(Records from a collection of figures)
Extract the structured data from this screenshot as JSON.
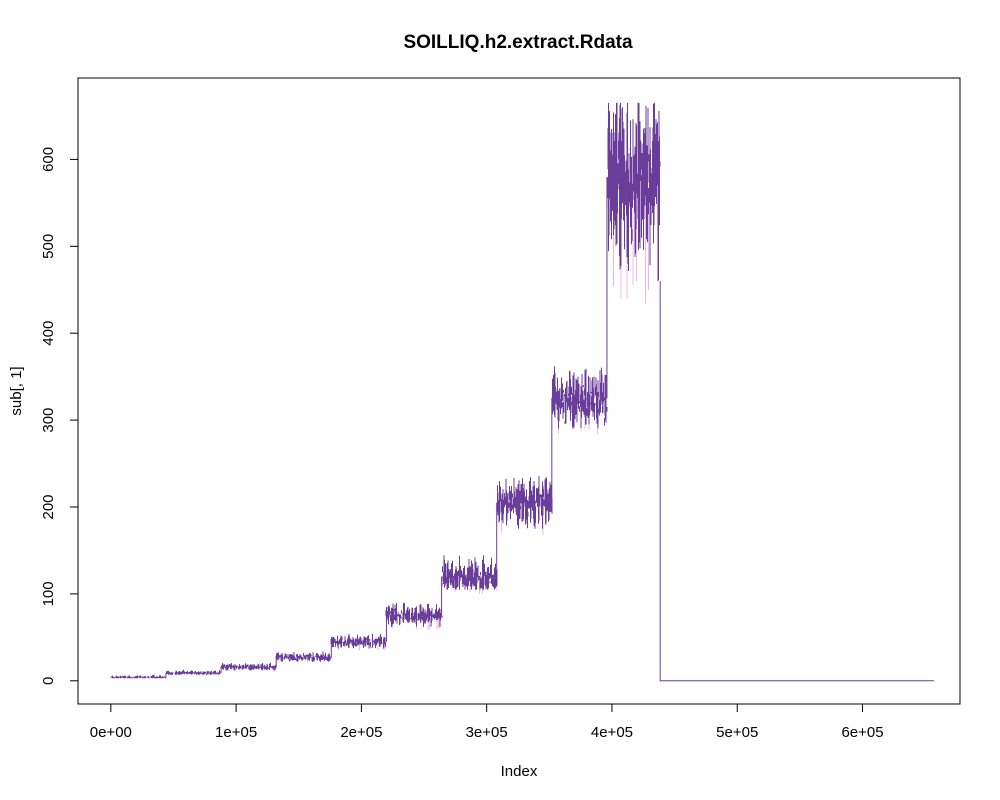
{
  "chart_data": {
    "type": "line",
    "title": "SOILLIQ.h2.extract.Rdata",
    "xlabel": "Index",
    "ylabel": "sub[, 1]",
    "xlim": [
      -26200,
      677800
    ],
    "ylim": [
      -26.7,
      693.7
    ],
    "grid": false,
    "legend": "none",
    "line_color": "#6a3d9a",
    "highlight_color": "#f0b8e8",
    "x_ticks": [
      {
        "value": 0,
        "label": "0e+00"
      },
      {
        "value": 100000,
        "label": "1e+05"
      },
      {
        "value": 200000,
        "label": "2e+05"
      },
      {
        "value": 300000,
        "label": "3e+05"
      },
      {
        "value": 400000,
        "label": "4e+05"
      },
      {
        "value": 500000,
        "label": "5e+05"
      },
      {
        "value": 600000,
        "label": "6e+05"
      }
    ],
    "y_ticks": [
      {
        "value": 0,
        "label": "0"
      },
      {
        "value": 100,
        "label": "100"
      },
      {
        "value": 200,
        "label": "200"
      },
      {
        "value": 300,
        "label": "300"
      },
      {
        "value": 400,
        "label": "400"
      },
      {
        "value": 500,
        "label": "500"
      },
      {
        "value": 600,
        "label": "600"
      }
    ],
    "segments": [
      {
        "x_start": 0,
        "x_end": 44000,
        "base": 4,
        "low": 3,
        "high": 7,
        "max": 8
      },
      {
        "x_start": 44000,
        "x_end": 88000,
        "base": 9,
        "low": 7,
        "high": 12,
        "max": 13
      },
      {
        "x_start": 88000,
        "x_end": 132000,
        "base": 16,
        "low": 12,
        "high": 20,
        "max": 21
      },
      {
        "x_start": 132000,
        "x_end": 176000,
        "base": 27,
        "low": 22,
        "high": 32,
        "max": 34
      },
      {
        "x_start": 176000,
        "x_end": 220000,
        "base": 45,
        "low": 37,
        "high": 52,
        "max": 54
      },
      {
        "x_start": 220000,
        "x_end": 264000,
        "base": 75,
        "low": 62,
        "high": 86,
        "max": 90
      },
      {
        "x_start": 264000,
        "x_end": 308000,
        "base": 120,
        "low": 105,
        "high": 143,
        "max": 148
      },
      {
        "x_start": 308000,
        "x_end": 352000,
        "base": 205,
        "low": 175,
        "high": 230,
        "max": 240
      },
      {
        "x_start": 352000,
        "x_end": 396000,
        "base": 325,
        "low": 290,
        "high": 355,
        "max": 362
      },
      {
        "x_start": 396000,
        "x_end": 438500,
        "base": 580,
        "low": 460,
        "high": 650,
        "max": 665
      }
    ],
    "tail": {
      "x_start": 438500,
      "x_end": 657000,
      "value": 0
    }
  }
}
--
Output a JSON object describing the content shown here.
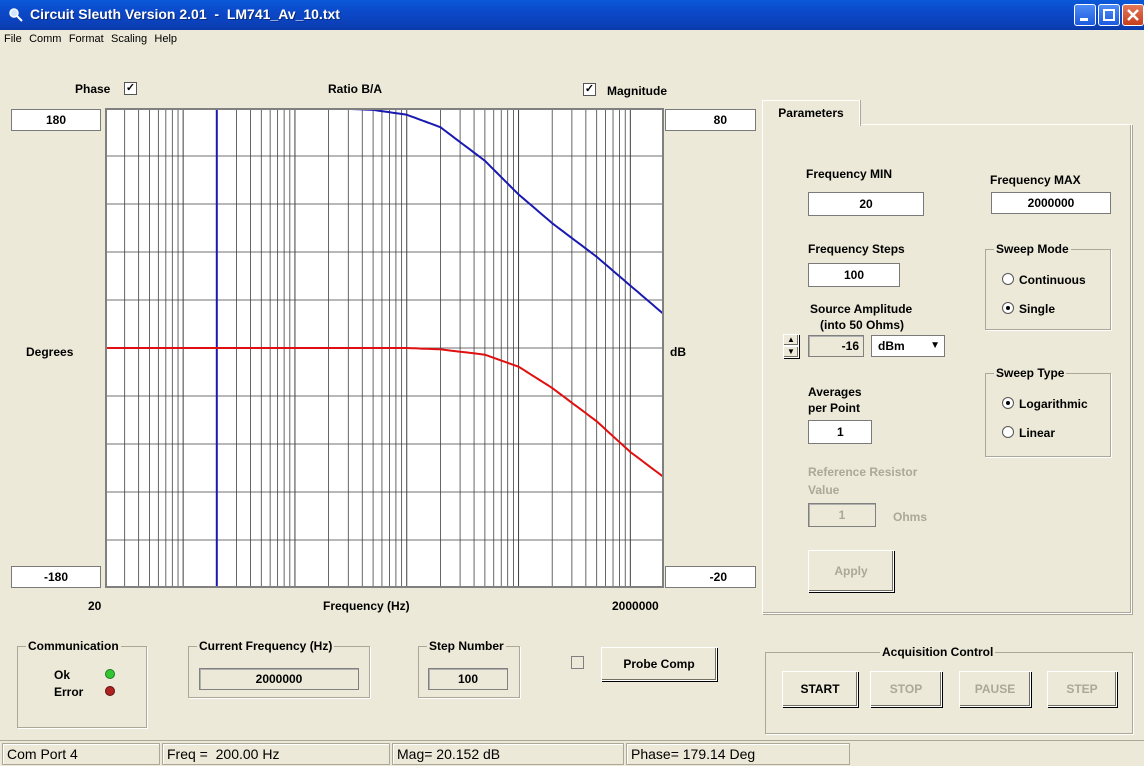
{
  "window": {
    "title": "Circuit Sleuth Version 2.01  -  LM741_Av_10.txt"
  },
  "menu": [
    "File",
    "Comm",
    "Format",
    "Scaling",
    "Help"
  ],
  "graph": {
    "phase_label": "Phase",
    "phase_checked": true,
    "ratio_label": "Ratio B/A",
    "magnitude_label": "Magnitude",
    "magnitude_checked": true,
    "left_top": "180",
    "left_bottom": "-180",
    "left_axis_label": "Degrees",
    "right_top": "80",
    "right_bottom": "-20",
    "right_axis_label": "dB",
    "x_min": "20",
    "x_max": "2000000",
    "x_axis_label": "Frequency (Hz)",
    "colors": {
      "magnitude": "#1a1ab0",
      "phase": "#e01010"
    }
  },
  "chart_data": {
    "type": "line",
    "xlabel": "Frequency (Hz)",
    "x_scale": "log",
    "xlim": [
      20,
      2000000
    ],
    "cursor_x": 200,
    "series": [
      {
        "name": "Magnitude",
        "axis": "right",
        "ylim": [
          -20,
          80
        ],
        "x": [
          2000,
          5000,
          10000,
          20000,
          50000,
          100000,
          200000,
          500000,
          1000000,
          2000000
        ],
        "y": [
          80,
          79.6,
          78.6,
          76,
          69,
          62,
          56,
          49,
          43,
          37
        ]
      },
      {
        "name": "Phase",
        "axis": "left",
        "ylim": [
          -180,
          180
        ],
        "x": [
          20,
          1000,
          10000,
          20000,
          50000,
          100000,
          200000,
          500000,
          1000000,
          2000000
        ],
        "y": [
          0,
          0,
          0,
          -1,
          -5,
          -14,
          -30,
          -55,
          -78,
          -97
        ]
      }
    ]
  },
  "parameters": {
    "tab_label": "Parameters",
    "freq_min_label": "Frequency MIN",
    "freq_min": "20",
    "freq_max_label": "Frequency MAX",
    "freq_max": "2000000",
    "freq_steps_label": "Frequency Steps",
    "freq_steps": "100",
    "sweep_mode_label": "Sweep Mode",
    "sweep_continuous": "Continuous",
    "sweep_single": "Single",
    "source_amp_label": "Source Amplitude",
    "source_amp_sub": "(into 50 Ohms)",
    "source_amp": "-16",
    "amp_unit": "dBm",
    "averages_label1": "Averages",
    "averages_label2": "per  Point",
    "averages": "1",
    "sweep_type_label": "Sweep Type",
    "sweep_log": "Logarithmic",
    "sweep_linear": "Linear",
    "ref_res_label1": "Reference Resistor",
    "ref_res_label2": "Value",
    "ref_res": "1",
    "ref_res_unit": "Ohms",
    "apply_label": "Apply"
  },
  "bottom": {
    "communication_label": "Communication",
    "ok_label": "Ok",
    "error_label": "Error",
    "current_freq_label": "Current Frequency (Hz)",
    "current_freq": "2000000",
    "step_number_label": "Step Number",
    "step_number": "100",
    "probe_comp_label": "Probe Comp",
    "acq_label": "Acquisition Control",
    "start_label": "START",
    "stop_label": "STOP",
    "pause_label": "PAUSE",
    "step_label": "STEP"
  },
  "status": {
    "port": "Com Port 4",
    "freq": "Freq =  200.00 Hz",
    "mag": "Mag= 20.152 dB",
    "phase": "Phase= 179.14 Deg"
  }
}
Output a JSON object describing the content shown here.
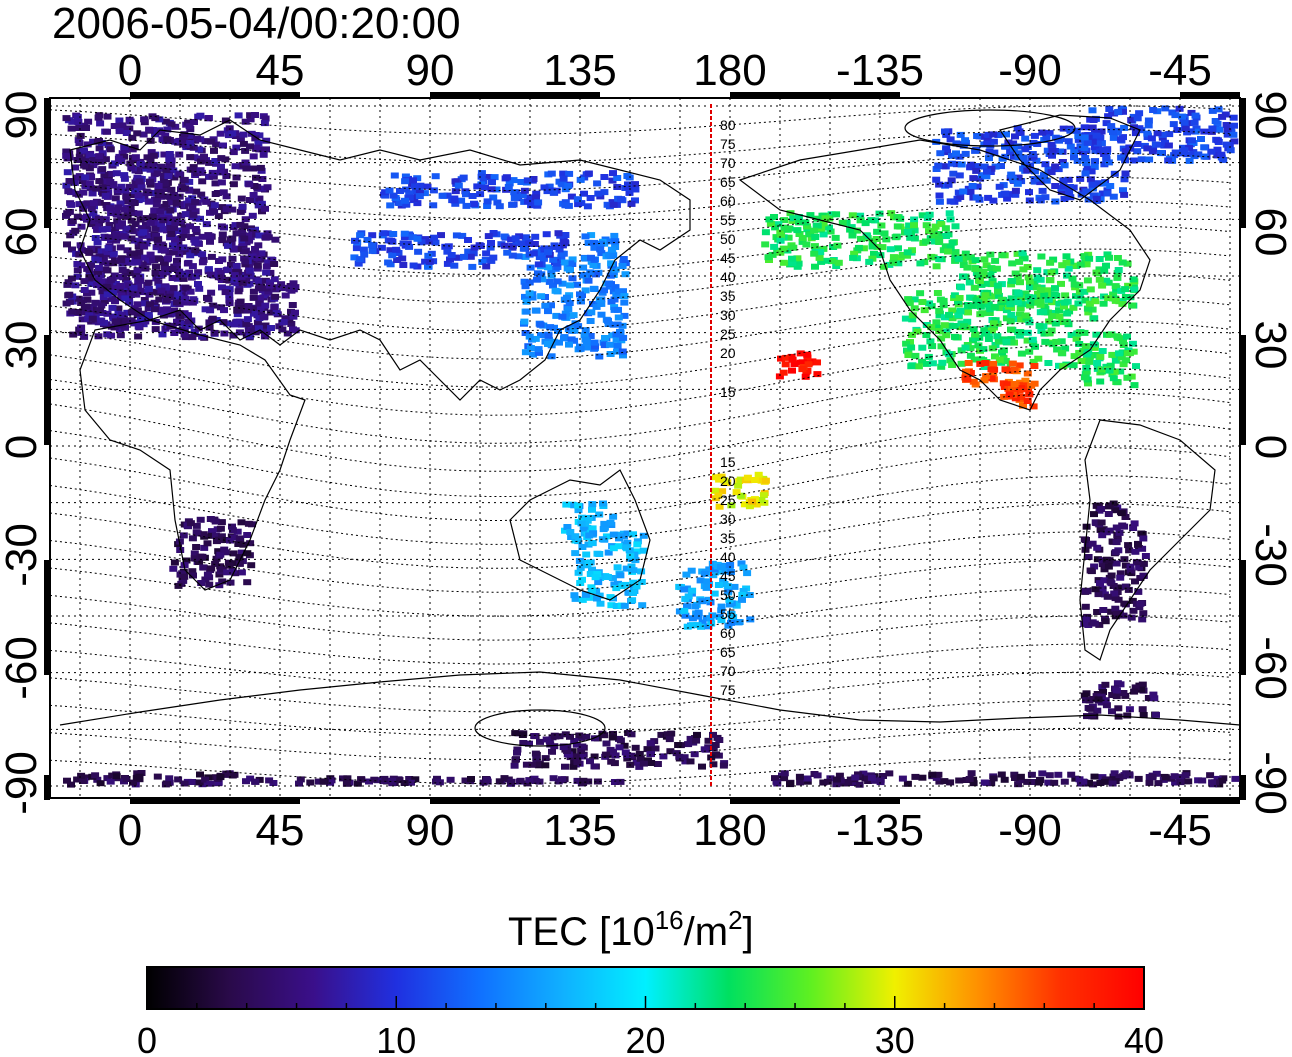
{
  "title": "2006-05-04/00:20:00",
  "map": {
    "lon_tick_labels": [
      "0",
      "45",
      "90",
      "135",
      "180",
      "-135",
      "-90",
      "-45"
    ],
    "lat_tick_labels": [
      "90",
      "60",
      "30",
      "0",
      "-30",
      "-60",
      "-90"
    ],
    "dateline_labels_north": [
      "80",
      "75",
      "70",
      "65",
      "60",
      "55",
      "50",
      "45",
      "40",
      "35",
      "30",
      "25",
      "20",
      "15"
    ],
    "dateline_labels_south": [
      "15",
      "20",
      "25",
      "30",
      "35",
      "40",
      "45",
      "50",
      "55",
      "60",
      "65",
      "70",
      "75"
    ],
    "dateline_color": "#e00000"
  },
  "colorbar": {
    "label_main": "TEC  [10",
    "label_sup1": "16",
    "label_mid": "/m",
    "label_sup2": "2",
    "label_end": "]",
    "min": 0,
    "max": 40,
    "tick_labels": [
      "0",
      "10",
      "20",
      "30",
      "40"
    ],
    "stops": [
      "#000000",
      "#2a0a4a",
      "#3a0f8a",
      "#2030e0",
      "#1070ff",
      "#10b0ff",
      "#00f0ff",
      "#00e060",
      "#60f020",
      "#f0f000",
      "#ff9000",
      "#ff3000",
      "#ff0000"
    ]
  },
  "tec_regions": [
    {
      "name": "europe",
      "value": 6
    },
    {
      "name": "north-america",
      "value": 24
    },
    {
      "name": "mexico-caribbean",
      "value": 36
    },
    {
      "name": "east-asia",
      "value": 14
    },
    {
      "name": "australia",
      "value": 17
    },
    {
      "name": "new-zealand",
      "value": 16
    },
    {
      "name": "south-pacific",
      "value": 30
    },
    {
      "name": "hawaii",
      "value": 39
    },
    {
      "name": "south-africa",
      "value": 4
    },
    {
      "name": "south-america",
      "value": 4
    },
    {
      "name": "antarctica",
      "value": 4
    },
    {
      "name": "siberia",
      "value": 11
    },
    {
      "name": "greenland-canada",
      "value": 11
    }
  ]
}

■ Required task
From the material above, gather all lines that include the string "Ohms" and copy them.

■ Answer to this problem
    "source_amp_sub": "(into 50 Ohms)",
    "ref_res_unit": "Ohms",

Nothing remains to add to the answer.